## CONSEGNA
Nel testo sui 150 anni dalla nascita di Winston Churchill, in quale residenza risulta essere nato lo statista?

## ESTRATTO DEL TESTO
---+---

Un figlio del suo tempo, con tanti imitatori e nessun erede
In un tempo in cui spesso si lamenta la mancanza di leader
occidentali in grado di dominare le grandi sfide di una storia che
ripropone i suoi drammi, il Regno Unito commemora i 150 anni
dalla nascita del suo più grande statista contemporaneo, venuto alla
luce il 30 novembre 1874, quando l'impero britannico spadroneggiava sui
mari e l'Europa sul mondo.
Winston Churchill, ricordato soprattutto come l'indomito primo
ministro conservatore che si oppose "nell'ora più buia" al nazismo di
Adolf Hitler e rese possibile insieme agli altri leader alleati la
vittoria nella Seconda guerra mondiale, è stato nel complesso
un personaggio ammirato e controverso: sicuramente un figlio della sua
epoca, finito negli anni al centro di critiche e perfino trattato alla
stregua di personaggi razzisti e colonialisti con tanto di protesta
rivolta contro una delle sue statue più famose a Londra.
Nelle celebrazioni della sua nascita - incentrate sulla serie
di eventi organizzati da Blenheim Palace nell'Oxfordshire, sfarzosa
residenza dei duchi di Marlborough dove venne al mondo il loro illustre
discendente, figlio di un politico di carriera, lord Randolph Churchill,
e della statunitense Jennie Jerome, erede di un ricco uomo d'affari e
diplomatico americano fra l'altro proprietario del New York Times -
prevale però l'aspetto commemorativo. E l'importanza dell'eredità
lasciata dallo statista in un presente oppresso di nuovo da instabilità e
conflitti, dall'Europa al Medio Oriente, rispetto ai quali viene spesso
invocata una "visione alla Churchill". L'uomo dalle tante vite, morto a
90 anni nel 1965, è stato preso ad esempio ed esaltato anche da leader
politici di altra ideologia, copiato seppure con esiti discutibili
dall'ex premier conservatore Boris Johnson, ammiratore e biografo di sir
Winston, ma non sembra avere in realtà eredi alla sua altezza.

---+---

## DATI FORNITI
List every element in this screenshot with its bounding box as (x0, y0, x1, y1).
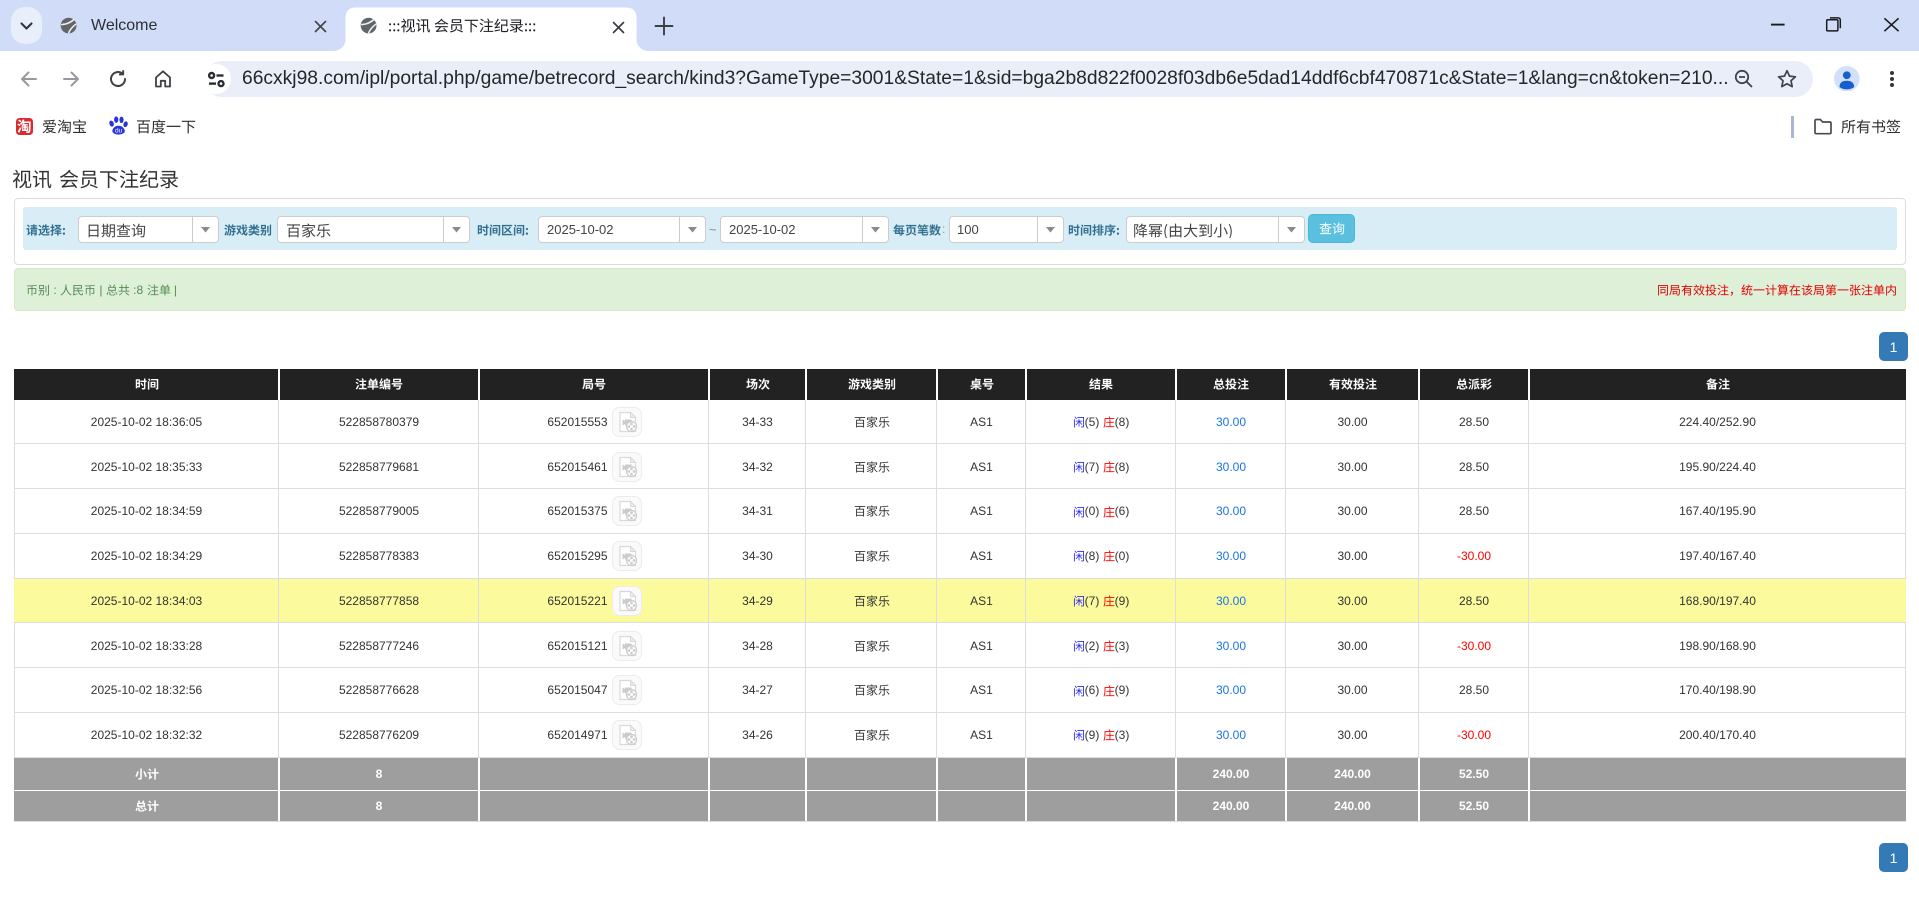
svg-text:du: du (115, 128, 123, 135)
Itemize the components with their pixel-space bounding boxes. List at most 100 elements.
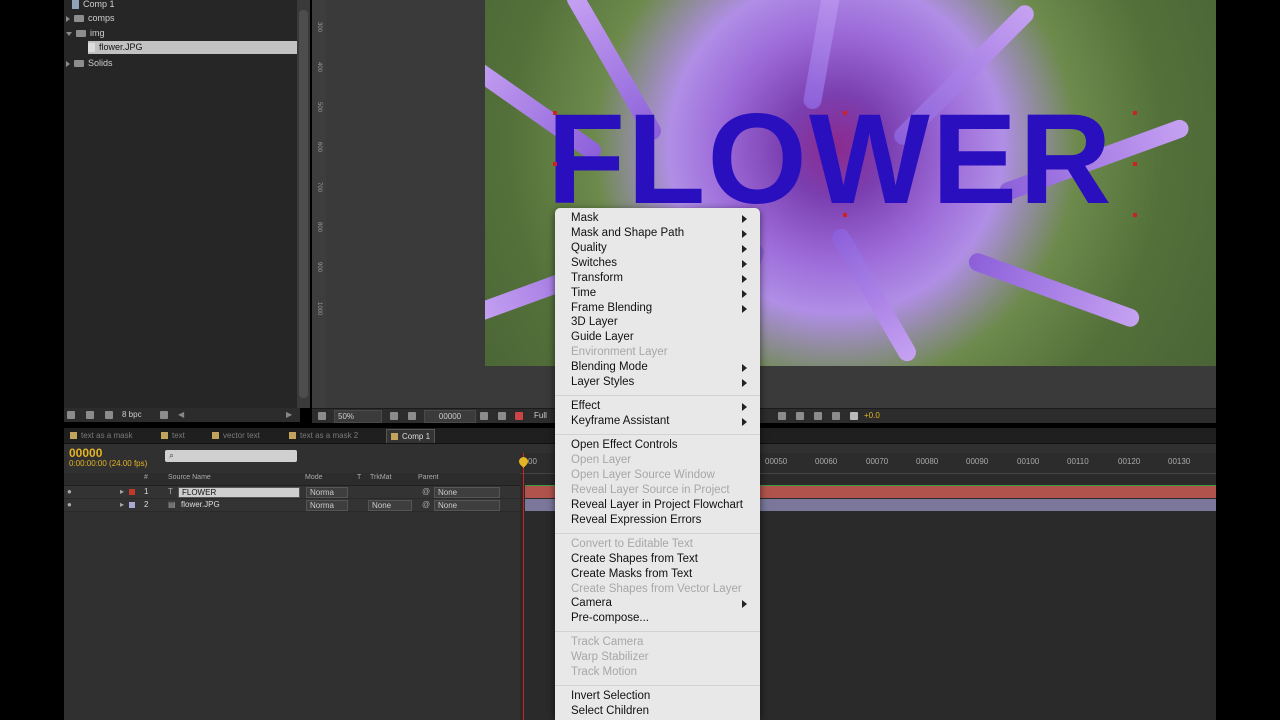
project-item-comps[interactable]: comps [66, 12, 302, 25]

---+---

## RISPOSTA
A Blenheim Palace, nell'Oxfordshire, residenza dei duchi di Marlborough.